• WHAT TO DO: For the data below, work out how many lines contain the word "BLACK" and supply only that number.

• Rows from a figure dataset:

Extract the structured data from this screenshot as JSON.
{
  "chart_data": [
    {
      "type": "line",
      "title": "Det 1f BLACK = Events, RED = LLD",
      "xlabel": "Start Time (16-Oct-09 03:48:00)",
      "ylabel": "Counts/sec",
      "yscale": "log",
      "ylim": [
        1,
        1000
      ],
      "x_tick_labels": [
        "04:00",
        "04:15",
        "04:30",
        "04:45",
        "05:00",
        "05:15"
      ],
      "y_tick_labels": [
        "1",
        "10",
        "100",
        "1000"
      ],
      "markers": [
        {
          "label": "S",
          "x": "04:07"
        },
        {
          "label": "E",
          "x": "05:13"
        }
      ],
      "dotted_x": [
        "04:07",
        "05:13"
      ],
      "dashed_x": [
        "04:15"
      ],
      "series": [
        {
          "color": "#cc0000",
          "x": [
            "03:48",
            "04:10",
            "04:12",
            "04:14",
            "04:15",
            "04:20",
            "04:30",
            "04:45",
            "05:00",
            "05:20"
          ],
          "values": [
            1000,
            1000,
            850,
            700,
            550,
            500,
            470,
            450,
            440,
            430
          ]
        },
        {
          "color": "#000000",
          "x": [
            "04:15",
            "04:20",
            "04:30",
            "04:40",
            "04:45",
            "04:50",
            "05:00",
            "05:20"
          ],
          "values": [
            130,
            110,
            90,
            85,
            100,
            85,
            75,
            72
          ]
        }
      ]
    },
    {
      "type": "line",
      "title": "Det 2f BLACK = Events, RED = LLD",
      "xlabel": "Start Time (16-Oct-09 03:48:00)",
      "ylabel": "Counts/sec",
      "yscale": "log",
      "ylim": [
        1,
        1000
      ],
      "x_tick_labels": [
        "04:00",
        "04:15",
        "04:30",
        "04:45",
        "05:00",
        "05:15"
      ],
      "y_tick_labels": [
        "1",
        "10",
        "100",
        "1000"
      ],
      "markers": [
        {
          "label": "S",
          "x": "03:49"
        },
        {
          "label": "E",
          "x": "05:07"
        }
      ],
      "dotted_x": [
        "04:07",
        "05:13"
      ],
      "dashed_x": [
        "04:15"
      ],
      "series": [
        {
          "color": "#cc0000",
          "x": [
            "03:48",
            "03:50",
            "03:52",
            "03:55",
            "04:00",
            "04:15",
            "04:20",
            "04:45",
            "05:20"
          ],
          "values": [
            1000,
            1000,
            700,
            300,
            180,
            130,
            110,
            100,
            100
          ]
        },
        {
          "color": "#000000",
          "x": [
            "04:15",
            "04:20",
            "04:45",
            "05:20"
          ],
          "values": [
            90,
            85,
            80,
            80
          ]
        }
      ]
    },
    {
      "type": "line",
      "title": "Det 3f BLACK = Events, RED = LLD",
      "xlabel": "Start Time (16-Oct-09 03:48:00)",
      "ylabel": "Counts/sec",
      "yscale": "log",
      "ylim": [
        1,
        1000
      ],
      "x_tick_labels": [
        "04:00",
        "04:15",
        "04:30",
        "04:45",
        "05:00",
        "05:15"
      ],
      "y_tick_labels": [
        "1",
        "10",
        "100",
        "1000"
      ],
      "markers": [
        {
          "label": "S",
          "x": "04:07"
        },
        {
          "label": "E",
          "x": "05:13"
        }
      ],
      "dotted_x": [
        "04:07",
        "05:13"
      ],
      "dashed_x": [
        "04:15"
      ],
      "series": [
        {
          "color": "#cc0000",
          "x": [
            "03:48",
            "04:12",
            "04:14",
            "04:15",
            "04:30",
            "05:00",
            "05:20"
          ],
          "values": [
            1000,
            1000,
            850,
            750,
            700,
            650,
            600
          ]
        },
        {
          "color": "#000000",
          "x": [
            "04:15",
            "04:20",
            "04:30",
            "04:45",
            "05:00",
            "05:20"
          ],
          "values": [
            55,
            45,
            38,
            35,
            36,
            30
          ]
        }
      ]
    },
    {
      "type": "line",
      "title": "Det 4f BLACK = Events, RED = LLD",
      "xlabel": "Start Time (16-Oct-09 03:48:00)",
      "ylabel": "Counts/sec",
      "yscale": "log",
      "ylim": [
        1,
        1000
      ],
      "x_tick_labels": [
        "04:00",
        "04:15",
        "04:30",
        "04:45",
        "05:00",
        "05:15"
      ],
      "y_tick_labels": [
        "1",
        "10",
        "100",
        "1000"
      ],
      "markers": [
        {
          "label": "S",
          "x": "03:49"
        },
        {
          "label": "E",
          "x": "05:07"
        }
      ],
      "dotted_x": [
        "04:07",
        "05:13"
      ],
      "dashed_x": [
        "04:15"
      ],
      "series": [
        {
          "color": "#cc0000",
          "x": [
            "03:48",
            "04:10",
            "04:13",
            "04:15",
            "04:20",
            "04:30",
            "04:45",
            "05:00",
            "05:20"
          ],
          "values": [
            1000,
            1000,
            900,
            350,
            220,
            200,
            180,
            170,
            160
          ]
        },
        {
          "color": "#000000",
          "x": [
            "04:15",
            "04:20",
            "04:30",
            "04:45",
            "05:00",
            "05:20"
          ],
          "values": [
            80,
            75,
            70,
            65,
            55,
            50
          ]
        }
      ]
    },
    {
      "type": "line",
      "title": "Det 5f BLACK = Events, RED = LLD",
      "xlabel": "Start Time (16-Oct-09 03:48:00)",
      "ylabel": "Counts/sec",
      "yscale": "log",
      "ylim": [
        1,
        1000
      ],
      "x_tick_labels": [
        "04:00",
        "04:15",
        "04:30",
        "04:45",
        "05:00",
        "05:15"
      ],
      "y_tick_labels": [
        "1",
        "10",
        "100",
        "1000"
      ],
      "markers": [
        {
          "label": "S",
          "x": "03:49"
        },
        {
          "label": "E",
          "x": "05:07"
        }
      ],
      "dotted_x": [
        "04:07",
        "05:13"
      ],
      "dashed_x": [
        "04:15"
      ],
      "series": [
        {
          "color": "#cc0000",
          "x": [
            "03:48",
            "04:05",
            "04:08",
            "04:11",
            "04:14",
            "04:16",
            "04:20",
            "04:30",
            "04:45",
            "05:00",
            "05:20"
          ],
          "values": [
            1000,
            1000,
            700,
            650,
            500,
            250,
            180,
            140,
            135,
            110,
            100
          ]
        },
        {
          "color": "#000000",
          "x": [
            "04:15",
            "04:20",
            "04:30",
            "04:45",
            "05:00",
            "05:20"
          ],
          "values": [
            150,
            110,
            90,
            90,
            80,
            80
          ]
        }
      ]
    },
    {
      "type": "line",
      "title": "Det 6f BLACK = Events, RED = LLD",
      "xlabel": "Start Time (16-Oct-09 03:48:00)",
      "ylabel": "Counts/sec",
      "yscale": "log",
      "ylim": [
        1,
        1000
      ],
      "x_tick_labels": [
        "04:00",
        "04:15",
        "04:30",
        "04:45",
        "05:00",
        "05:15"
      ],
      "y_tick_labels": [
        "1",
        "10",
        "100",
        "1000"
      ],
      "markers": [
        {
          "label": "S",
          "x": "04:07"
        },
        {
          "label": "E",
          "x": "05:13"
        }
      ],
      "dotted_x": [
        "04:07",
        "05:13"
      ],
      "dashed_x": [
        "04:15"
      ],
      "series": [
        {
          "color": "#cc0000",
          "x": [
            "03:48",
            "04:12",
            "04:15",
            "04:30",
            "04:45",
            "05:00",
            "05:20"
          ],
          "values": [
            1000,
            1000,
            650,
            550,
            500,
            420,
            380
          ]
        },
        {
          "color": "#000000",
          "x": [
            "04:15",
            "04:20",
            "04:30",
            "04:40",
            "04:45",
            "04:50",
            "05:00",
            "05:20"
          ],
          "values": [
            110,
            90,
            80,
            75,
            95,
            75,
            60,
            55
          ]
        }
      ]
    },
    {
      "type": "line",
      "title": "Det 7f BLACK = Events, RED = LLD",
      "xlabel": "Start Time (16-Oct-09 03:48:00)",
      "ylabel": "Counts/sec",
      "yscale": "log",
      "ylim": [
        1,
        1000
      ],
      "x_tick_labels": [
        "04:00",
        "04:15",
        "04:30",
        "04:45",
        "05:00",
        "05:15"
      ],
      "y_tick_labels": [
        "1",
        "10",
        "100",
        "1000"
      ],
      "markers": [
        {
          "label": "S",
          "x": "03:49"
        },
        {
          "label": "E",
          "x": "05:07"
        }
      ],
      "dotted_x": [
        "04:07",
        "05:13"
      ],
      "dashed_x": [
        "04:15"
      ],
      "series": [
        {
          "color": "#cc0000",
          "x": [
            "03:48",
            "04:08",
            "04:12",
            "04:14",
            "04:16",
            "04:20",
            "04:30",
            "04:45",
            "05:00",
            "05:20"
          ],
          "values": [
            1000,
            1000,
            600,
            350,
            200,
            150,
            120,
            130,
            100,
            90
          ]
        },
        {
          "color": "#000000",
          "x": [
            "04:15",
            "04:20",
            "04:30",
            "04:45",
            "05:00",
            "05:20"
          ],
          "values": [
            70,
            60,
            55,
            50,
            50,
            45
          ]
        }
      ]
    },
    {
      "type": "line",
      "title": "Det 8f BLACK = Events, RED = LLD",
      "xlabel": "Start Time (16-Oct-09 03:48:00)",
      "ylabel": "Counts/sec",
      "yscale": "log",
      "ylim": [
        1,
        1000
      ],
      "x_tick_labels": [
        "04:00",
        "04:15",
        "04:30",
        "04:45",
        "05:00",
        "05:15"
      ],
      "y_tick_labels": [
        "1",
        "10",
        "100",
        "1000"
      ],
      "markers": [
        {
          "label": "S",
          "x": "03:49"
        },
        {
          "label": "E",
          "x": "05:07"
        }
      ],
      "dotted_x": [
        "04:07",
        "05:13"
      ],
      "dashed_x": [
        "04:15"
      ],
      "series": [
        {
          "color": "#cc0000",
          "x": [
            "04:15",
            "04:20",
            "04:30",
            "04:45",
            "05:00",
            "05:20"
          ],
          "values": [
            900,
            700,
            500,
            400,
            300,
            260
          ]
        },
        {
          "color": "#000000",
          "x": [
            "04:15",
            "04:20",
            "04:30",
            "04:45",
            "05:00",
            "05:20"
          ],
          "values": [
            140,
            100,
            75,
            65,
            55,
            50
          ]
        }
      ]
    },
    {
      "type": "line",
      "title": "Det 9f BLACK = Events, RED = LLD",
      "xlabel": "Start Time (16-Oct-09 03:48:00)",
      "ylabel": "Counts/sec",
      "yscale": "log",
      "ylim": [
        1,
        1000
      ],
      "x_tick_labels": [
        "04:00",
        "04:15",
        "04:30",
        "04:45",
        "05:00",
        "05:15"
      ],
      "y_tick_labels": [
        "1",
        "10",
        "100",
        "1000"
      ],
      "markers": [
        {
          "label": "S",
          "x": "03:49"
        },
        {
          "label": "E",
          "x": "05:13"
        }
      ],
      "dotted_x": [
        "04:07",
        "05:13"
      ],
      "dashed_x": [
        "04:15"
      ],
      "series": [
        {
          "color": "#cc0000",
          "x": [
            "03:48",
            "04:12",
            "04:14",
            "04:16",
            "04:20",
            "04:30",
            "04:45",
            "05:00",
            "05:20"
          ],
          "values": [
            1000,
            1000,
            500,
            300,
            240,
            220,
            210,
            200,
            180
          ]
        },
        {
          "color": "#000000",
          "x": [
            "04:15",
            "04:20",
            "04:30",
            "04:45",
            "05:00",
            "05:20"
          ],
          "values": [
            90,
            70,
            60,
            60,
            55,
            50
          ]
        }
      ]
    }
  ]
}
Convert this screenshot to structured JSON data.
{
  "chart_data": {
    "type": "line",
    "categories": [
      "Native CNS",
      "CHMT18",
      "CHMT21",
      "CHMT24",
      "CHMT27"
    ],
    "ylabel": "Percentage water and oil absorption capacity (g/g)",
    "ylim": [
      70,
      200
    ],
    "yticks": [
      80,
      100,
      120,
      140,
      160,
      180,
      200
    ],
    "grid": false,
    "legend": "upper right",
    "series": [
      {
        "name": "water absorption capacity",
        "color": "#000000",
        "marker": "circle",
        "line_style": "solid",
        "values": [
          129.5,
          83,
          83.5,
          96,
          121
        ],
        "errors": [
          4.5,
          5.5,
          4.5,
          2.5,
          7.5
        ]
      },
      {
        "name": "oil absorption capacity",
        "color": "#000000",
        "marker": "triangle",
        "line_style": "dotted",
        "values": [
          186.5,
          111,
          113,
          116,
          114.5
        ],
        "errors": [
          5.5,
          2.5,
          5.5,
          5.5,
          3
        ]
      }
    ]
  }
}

• EXERCISE OUTPUT: 9